▶ **Given problem**:
Please repeat all of the listing exactly.

▶ **Data excerpts**:

[Start]

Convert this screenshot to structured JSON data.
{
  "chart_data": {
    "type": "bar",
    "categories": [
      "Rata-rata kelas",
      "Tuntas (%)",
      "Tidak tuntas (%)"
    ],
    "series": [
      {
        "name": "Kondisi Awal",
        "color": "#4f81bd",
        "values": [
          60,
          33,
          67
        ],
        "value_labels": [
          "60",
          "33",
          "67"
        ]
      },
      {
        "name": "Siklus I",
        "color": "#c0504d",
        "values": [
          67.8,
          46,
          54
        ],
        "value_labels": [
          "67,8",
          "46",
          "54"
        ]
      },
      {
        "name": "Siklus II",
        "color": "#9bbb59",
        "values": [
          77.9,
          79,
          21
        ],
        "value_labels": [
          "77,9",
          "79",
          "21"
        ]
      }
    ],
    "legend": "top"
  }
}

[End]

▶ **Expected answer**:
Convert this screenshot to structured JSON data.
{
  "chart_data": {
    "type": "bar",
    "categories": [
      "Rata-rata kelas",
      "Tuntas (%)",
      "Tidak tuntas (%)"
    ],
    "series": [
      {
        "name": "Kondisi Awal",
        "color": "#4f81bd",
        "values": [
          60,
          33,
          67
        ],
        "value_labels": [
          "60",
          "33",
          "67"
        ]
      },
      {
        "name": "Siklus I",
        "color": "#c0504d",
        "values": [
          67.8,
          46,
          54
        ],
        "value_labels": [
          "67,8",
          "46",
          "54"
        ]
      },
      {
        "name": "Siklus II",
        "color": "#9bbb59",
        "values": [
          77.9,
          79,
          21
        ],
        "value_labels": [
          "77,9",
          "79",
          "21"
        ]
      }
    ],
    "legend": "top"
  }
}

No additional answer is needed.